### What the task asks
Scan the data below and pick out the lines containing the word "South".

Start of Records for the task

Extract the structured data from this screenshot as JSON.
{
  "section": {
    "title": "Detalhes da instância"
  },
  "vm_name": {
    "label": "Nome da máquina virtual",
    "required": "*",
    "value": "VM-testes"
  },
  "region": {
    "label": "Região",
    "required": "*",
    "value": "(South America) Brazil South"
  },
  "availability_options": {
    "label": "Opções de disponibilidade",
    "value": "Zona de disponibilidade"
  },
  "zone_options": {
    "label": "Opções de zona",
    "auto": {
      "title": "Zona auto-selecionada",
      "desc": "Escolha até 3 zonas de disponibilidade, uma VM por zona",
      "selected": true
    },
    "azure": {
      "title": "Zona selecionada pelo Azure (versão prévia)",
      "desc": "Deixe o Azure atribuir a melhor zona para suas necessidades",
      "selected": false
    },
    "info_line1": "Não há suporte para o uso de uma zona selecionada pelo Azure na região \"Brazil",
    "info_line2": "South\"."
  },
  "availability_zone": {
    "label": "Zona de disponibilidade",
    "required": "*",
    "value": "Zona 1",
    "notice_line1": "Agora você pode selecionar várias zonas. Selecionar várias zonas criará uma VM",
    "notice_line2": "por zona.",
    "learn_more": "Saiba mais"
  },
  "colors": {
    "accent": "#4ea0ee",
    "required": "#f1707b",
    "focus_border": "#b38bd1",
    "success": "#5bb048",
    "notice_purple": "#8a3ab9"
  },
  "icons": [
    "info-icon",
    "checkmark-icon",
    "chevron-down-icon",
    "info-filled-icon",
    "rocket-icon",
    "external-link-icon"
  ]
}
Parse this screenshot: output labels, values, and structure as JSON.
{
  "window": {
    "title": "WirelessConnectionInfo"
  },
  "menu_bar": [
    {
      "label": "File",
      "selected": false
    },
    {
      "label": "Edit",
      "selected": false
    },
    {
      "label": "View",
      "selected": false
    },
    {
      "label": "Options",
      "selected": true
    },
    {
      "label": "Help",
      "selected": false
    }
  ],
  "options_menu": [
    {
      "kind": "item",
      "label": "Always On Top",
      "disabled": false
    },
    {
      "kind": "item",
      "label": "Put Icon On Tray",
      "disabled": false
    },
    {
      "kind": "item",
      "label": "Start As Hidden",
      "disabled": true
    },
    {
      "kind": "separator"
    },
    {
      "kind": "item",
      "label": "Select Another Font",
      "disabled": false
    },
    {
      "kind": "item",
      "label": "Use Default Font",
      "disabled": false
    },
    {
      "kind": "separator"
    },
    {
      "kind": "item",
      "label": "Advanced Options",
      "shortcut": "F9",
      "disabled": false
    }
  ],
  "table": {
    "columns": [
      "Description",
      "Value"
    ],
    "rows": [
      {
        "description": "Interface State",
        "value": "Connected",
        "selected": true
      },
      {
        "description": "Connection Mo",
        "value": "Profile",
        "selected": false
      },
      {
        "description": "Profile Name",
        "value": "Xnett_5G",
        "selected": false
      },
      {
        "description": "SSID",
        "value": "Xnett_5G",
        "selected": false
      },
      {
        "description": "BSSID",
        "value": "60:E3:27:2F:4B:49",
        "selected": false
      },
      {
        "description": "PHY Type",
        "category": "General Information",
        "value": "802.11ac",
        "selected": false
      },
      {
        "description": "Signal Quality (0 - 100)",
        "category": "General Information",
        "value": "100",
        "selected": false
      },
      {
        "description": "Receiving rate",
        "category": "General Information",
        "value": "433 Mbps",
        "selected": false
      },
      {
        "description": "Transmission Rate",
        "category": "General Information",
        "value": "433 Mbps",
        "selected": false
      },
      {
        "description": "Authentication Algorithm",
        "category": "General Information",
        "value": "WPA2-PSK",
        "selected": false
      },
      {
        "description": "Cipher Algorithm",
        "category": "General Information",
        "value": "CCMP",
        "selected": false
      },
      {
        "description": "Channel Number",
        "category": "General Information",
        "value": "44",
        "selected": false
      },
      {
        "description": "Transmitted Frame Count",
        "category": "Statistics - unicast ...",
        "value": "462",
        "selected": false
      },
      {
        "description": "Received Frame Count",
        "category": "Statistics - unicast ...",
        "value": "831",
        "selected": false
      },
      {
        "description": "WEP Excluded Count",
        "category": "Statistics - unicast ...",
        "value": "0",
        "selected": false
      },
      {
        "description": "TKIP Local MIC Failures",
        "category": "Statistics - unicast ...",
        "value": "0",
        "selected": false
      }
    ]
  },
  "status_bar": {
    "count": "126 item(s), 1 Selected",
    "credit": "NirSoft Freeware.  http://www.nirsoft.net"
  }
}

End of Records for the task

### Written solution
    "value": "(South America) Brazil South"
    "info_line2": "South\"."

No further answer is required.